* _EXERCISE TASK_:
Within the records that follow, find every line containing the string "другие". Copy those lines.

* _Extracted records_:
════════════════════

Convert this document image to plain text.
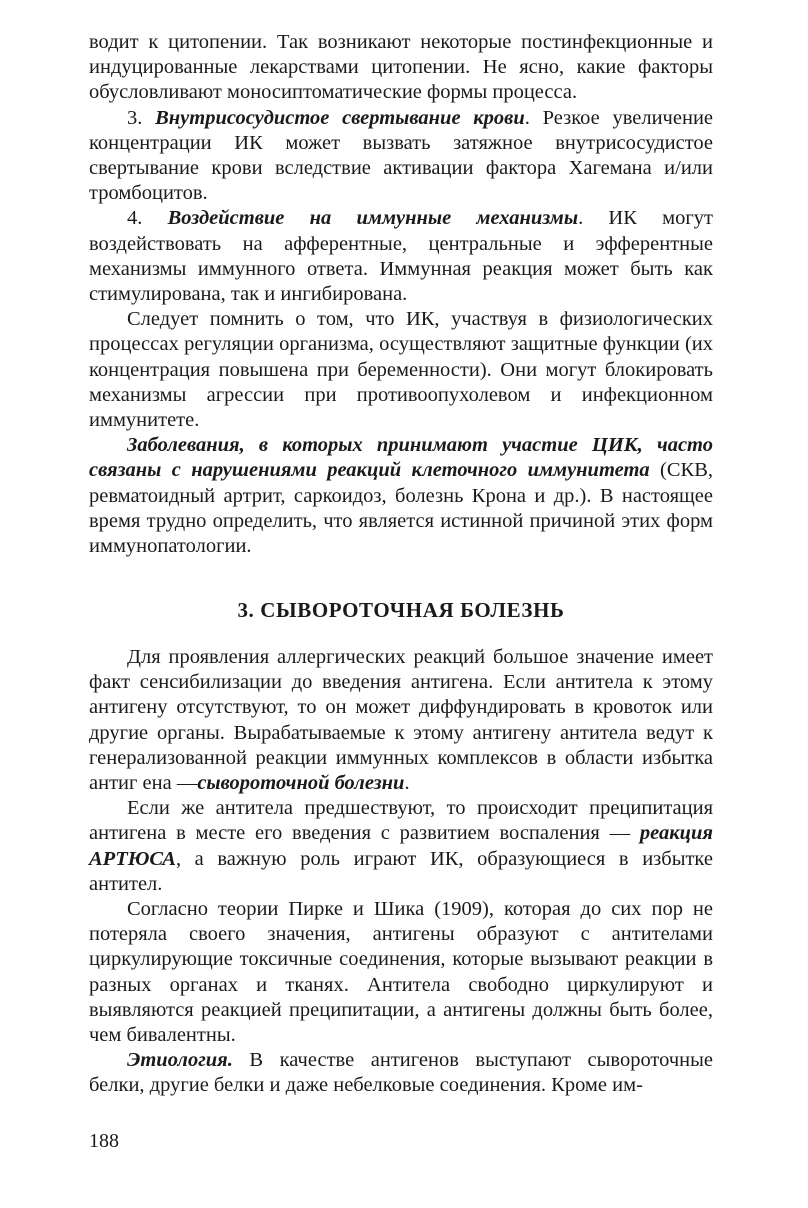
водит к цитопении. Так возникают некоторые постинфекционные и индуцированные лекарствами цитопении. Не ясно, какие факторы обусловливают моносиптоматические формы процесса.

3. Внутрисосудистое свертывание крови. Резкое увеличение концентрации ИК может вызвать затяжное внутрисосудистое свертывание крови вследствие активации фактора Хагемана и/или тромбоцитов.

4. Воздействие на иммунные механизмы. ИК могут воздействовать на афферентные, центральные и эфферентные механизмы иммунного ответа. Иммунная реакция может быть как стимулирована, так и ингибирована.

Следует помнить о том, что ИК, участвуя в физиологических процессах регуляции организма, осуществляют защитные функции (их концентрация повышена при беременности). Они могут блокировать механизмы агрессии при противоопухолевом и инфекционном иммунитете.

Заболевания, в которых принимают участие ЦИК, часто связаны с нарушениями реакций клеточного иммунитета (СКВ, ревматоидный артрит, саркоидоз, болезнь Крона и др.). В настоящее время трудно определить, что является истинной причиной этих форм иммунопатологии.

3. СЫВОРОТОЧНАЯ БОЛЕЗНЬ

Для проявления аллергических реакций большое значение имеет факт сенсибилизации до введения антигена. Если антитела к этому антигену отсутствуют, то он может диффундировать в кровоток или другие органы. Вырабатываемые к этому антигену антитела ведут к генерализованной реакции иммунных комплексов в области избытка антиг ена —сывороточной болезни.

Если же антитела предшествуют, то происходит преципитация антигена в месте его введения с развитием воспаления — реакция АРТЮСА, а важную роль играют ИК, образующиеся в избытке антител.

Согласно теории Пирке и Шика (1909), которая до сих пор не потеряла своего значения, антигены образуют с антителами циркулирующие токсичные соединения, которые вызывают реакции в разных органах и тканях. Антитела свободно циркулируют и выявляются реакцией преципитации, а антигены должны быть более, чем бивалентны.

Этиология. В качестве антигенов выступают сывороточные белки, другие белки и даже небелковые соединения. Кроме им-

188
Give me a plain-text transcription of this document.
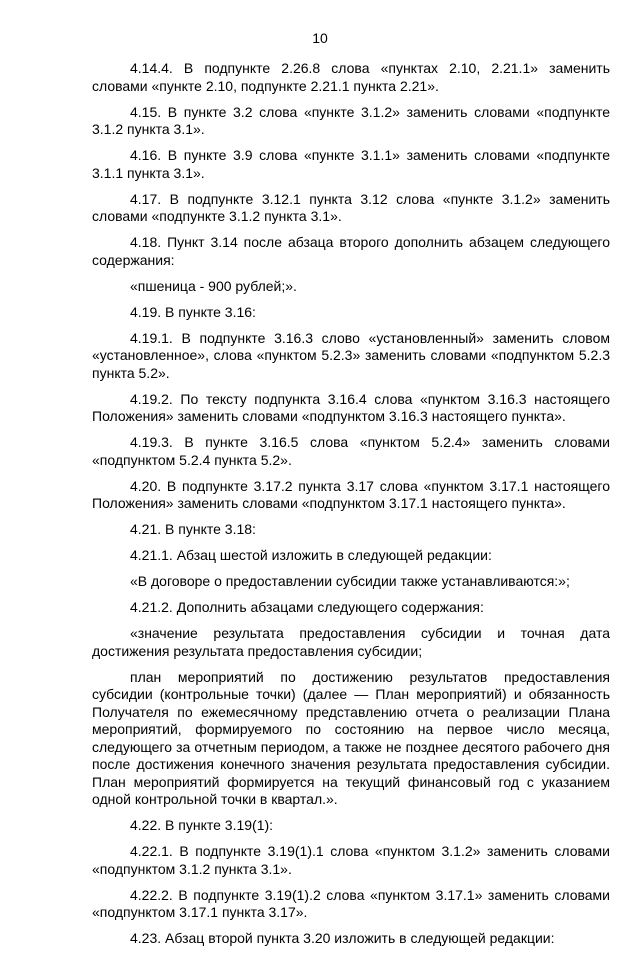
10

4.14.4. В подпункте 2.26.8 слова «пунктах 2.10, 2.21.1» заменить словами «пункте 2.10, подпункте 2.21.1 пункта 2.21».

4.15. В пункте 3.2 слова «пункте 3.1.2» заменить словами «подпункте 3.1.2 пункта 3.1».

4.16. В пункте 3.9 слова «пункте 3.1.1» заменить словами «подпункте 3.1.1 пункта 3.1».

4.17. В подпункте 3.12.1 пункта 3.12 слова «пункте 3.1.2» заменить словами «подпункте 3.1.2 пункта 3.1».

4.18. Пункт 3.14 после абзаца второго дополнить абзацем следующего содержания:

«пшеница - 900 рублей;».

4.19. В пункте 3.16:

4.19.1. В подпункте 3.16.3 слово «установленный» заменить словом «установленное», слова «пунктом 5.2.3» заменить словами «подпунктом 5.2.3 пункта 5.2».

4.19.2. По тексту подпункта 3.16.4 слова «пунктом 3.16.3 настоящего Положения» заменить словами «подпунктом 3.16.3 настоящего пункта».

4.19.3. В пункте 3.16.5 слова «пунктом 5.2.4» заменить словами «подпунктом 5.2.4 пункта 5.2».

4.20. В подпункте 3.17.2 пункта 3.17 слова «пунктом 3.17.1 настоящего Положения» заменить словами «подпунктом 3.17.1 настоящего пункта».

4.21. В пункте 3.18:

4.21.1. Абзац шестой изложить в следующей редакции:

«В договоре о предоставлении субсидии также устанавливаются:»;

4.21.2. Дополнить абзацами следующего содержания:

«значение результата предоставления субсидии и точная дата достижения результата предоставления субсидии;

план мероприятий по достижению результатов предоставления субсидии (контрольные точки) (далее — План мероприятий) и обязанность Получателя по ежемесячному представлению отчета о реализации Плана мероприятий, формируемого по состоянию на первое число месяца, следующего за отчетным периодом, а также не позднее десятого рабочего дня после достижения конечного значения результата предоставления субсидии. План мероприятий формируется на текущий финансовый год с указанием одной контрольной точки в квартал.».

4.22. В пункте 3.19(1):

4.22.1. В подпункте 3.19(1).1 слова «пунктом 3.1.2» заменить словами «подпунктом 3.1.2 пункта 3.1».

4.22.2. В подпункте 3.19(1).2 слова «пунктом 3.17.1» заменить словами «подпунктом 3.17.1 пункта 3.17».

4.23. Абзац второй пункта 3.20 изложить в следующей редакции:
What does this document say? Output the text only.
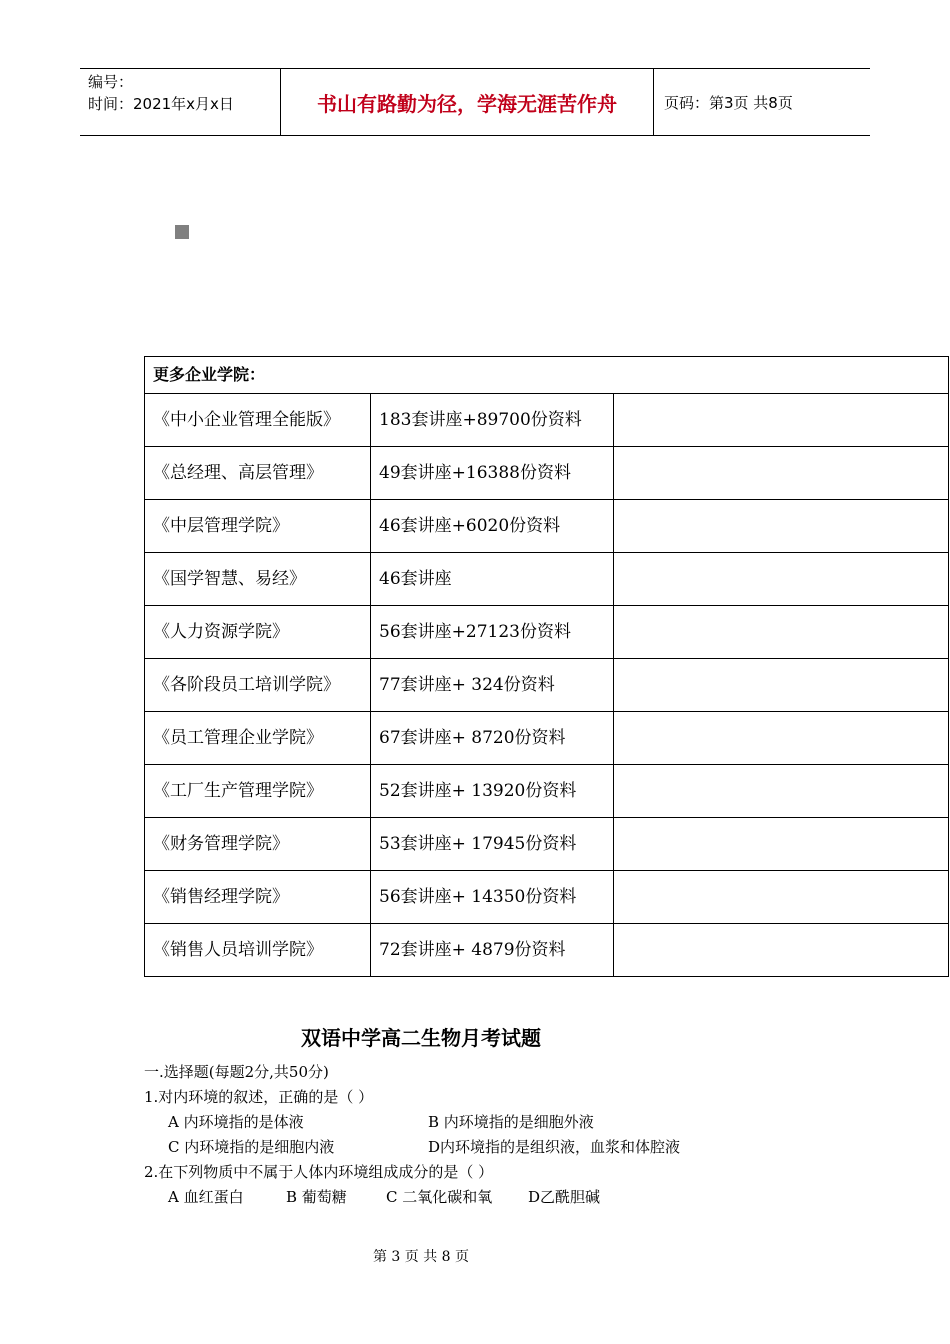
编号：
时间：2021年x月x日	书山有路勤为径，学海无涯苦作舟	页码：第3页 共8页
更多企业学院：		
《中小企业管理全能版》	183套讲座+89700份资料	
《总经理、高层管理》	49套讲座+16388份资料	
《中层管理学院》	46套讲座+6020份资料	
《国学智慧、易经》	46套讲座	
《人力资源学院》	56套讲座+27123份资料	
《各阶段员工培训学院》	77套讲座+ 324份资料	
《员工管理企业学院》	67套讲座+ 8720份资料	
《工厂生产管理学院》	52套讲座+ 13920份资料	
《财务管理学院》	53套讲座+ 17945份资料	
《销售经理学院》	56套讲座+ 14350份资料	
《销售人员培训学院》	72套讲座+ 4879份资料	
双语中学高二生物月考试题
一.选择题(每题2分,共50分)
1.对内环境的叙述，正确的是（ ）
A 内环境指的是体液	B 内环境指的是细胞外液
C 内环境指的是细胞内液	D内环境指的是组织液，血浆和体腔液
2.在下列物质中不属于人体内环境组成成分的是（ ）
A 血红蛋白	B 葡萄糖	C 二氧化碳和氧 D乙酰胆碱
第 3 页 共 8 页
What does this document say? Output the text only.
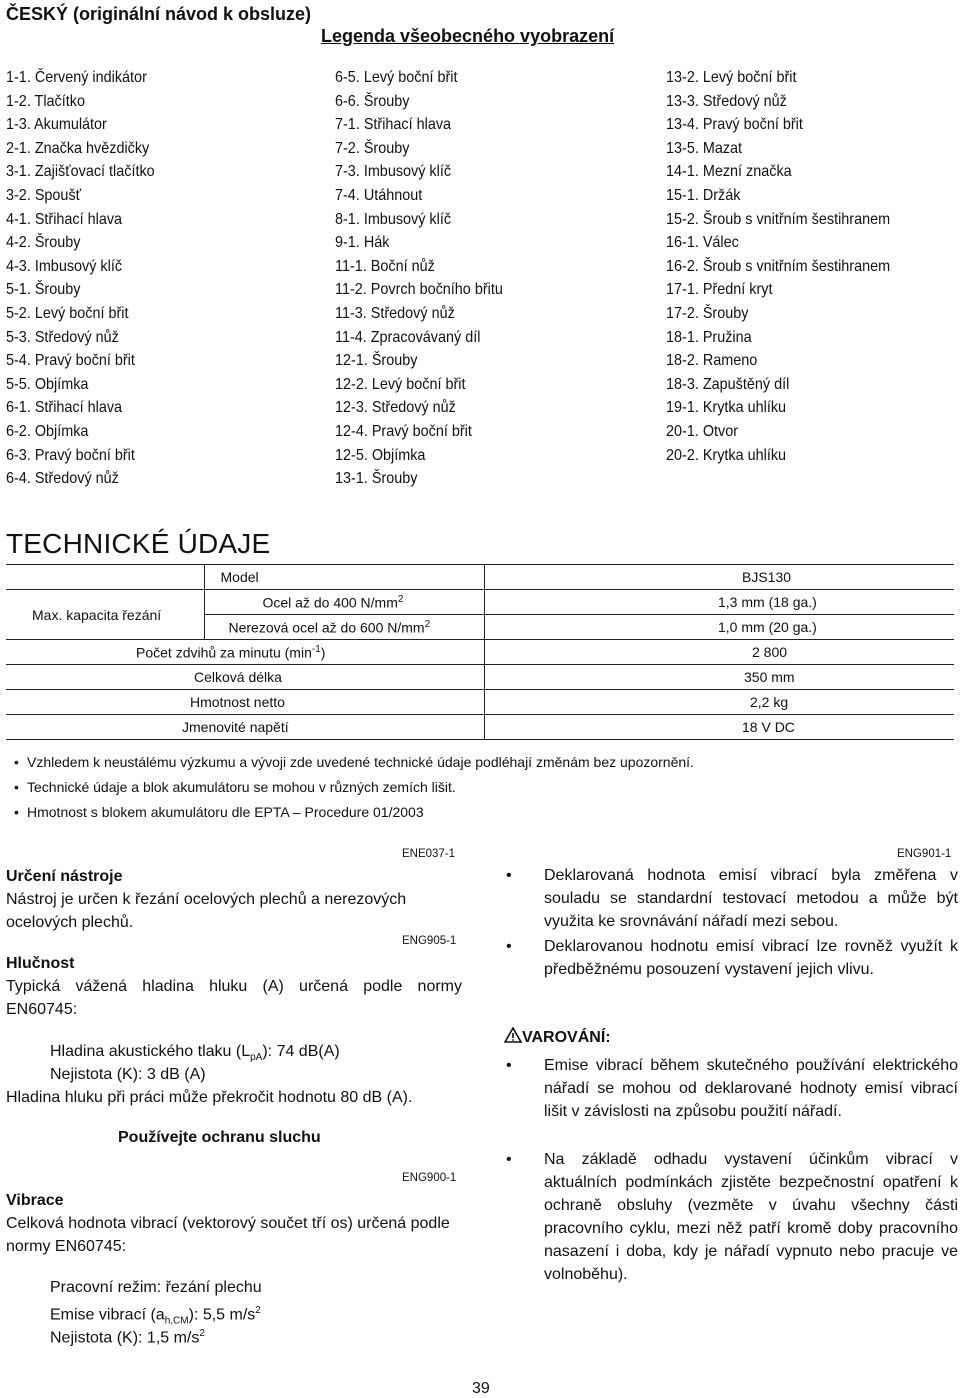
ČESKÝ (originální návod k obsluze)
Legenda všeobecného vyobrazení
1-1. Červený indikátor
1-2. Tlačítko
1-3. Akumulátor
2-1. Značka hvězdičky
3-1. Zajišťovací tlačítko
3-2. Spoušť
4-1. Střihací hlava
4-2. Šrouby
4-3. Imbusový klíč
5-1. Šrouby
5-2. Levý boční břit
5-3. Středový nůž
5-4. Pravý boční břit
5-5. Objímka
6-1. Střihací hlava
6-2. Objímka
6-3. Pravý boční břit
6-4. Středový nůž
6-5. Levý boční břit
6-6. Šrouby
7-1. Střihací hlava
7-2. Šrouby
7-3. Imbusový klíč
7-4. Utáhnout
8-1. Imbusový klíč
9-1. Hák
11-1. Boční nůž
11-2. Povrch bočního břitu
11-3. Středový nůž
11-4. Zpracovávaný díl
12-1. Šrouby
12-2. Levý boční břit
12-3. Středový nůž
12-4. Pravý boční břit
12-5. Objímka
13-1. Šrouby
13-2. Levý boční břit
13-3. Středový nůž
13-4. Pravý boční břit
13-5. Mazat
14-1. Mezní značka
15-1. Držák
15-2. Šroub s vnitřním šestihranem
16-1. Válec
16-2. Šroub s vnitřním šestihranem
17-1. Přední kryt
17-2. Šrouby
18-1. Pružina
18-2. Rameno
18-3. Zapuštěný díl
19-1. Krytka uhlíku
20-1. Otvor
20-2. Krytka uhlíku
TECHNICKÉ ÚDAJE
	Model		BJS130
Max. kapacita řezání	Ocel až do 400 $N/mm^2$		1,3 mm (18 ga.)
	Nerezová ocel až do 600 $N/mm^2$		1,0 mm (20 ga.)
Počet zdvihů za minutu $(\min^{-1})$			2 800
Celková délka			350 mm
Hmotnost netto			2,2 kg
Jmenovité napětí			18 V DC
• Vzhledem k neustálému výzkumu a vývoji zde uvedené technické údaje podléhají změnám bez upozornění.
• Technické údaje a blok akumulátoru se mohou v různých zemích lišit.
• Hmotnost s blokem akumulátoru dle EPTA – Procedure 01/2003
ENE037-1
Určení nástroje
Nástroj je určen k řezání ocelových plechů a nerezových ocelových plechů.
ENG905-1
Hlučnost
Typická vážená hladina hluku (A) určená podle normy EN60745:
Hladina akustického tlaku $(L_{pA})$: 74 dB(A)
Nejistota (K): 3 dB (A)
Hladina hluku při práci může překročit hodnotu 80 dB (A).
Používejte ochranu sluchu
ENG900-1
Vibrace
Celková hodnota vibrací (vektorový součet tří os) určená podle normy EN60745:
Pracovní režim: řezání plechu
Emise vibrací $(a_{h,CM})$: 5,5 $m/s^2$
Nejistota (K): 1,5 $m/s^2$
ENG901-1
• Deklarovaná hodnota emisí vibrací byla změřena v souladu se standardní testovací metodou a může být využita ke srovnávání nářadí mezi sebou.
• Deklarovanou hodnotu emisí vibrací lze rovněž využít k předběžnému posouzení vystavení jejich vlivu.
VAROVÁNÍ:
• Emise vibrací během skutečného používání elektrického nářadí se mohou od deklarované hodnoty emisí vibrací lišit v závislosti na způsobu použití nářadí.
• Na základě odhadu vystavení účinkům vibrací v aktuálních podmínkách zjistěte bezpečnostní opatření k ochraně obsluhy (vezměte v úvahu všechny části pracovního cyklu, mezi něž patří kromě doby pracovního nasazení i doba, kdy je nářadí vypnuto nebo pracuje ve volnoběhu).
39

════════════════════

* _TASK SOLUTION_:
Для проявления аллергических реакций большое значение имеет факт сенсибилизации до введения антигена. Если антитела к этому антигену отсутствуют, то он может диффундировать в кровоток или другие органы. Вырабатываемые к этому антигену антитела ведут к генерализованной реакции иммунных комплексов в области избытка антиг ена —сывороточной болезни.
Этиология. В качестве антигенов выступают сывороточные белки, другие белки и даже небелковые соединения. Кроме им-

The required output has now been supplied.